• The task:
Your task is to output the data exactly as it stands.

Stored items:

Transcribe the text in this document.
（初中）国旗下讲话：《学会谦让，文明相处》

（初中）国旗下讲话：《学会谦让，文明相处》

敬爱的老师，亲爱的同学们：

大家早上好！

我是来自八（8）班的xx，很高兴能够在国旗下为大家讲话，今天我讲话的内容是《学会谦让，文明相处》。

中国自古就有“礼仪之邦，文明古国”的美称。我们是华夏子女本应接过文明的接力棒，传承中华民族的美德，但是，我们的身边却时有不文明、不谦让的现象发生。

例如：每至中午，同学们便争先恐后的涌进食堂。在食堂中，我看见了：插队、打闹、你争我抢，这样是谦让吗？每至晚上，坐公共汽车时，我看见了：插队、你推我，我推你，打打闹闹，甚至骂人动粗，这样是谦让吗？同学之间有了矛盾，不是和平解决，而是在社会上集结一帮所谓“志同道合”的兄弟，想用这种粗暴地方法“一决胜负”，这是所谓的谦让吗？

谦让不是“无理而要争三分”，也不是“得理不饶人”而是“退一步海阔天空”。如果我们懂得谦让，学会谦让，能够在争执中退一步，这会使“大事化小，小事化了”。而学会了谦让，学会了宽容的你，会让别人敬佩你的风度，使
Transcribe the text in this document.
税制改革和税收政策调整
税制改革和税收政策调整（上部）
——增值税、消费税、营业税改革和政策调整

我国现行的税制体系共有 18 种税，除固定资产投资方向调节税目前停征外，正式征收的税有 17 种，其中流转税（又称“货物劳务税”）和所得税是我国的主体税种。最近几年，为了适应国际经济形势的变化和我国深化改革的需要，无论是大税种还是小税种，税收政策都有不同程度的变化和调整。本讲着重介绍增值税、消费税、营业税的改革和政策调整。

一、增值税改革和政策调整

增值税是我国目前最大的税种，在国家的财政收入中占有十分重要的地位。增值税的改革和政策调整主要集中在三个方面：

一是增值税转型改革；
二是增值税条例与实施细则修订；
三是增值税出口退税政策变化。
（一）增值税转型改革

• Completed exercise:
Transcribe the text in this document.
（初中）国旗下讲话：《学会谦让，文明相处》

（初中）国旗下讲话：《学会谦让，文明相处》

敬爱的老师，亲爱的同学们：

大家早上好！

我是来自八（8）班的xx，很高兴能够在国旗下为大家讲话，今天我讲话的内容是《学会谦让，文明相处》。

中国自古就有“礼仪之邦，文明古国”的美称。我们是华夏子女本应接过文明的接力棒，传承中华民族的美德，但是，我们的身边却时有不文明、不谦让的现象发生。

例如：每至中午，同学们便争先恐后的涌进食堂。在食堂中，我看见了：插队、打闹、你争我抢，这样是谦让吗？每至晚上，坐公共汽车时，我看见了：插队、你推我，我推你，打打闹闹，甚至骂人动粗，这样是谦让吗？同学之间有了矛盾，不是和平解决，而是在社会上集结一帮所谓“志同道合”的兄弟，想用这种粗暴地方法“一决胜负”，这是所谓的谦让吗？

谦让不是“无理而要争三分”，也不是“得理不饶人”而是“退一步海阔天空”。如果我们懂得谦让，学会谦让，能够在争执中退一步，这会使“大事化小，小事化了”。而学会了谦让，学会了宽容的你，会让别人敬佩你的风度，使
Transcribe the text in this document.
税制改革和税收政策调整
税制改革和税收政策调整（上部）
——增值税、消费税、营业税改革和政策调整

我国现行的税制体系共有 18 种税，除固定资产投资方向调节税目前停征外，正式征收的税有 17 种，其中流转税（又称“货物劳务税”）和所得税是我国的主体税种。最近几年，为了适应国际经济形势的变化和我国深化改革的需要，无论是大税种还是小税种，税收政策都有不同程度的变化和调整。本讲着重介绍增值税、消费税、营业税的改革和政策调整。

一、增值税改革和政策调整

增值税是我国目前最大的税种，在国家的财政收入中占有十分重要的地位。增值税的改革和政策调整主要集中在三个方面：

一是增值税转型改革；
二是增值税条例与实施细则修订；
三是增值税出口退税政策变化。
（一）增值税转型改革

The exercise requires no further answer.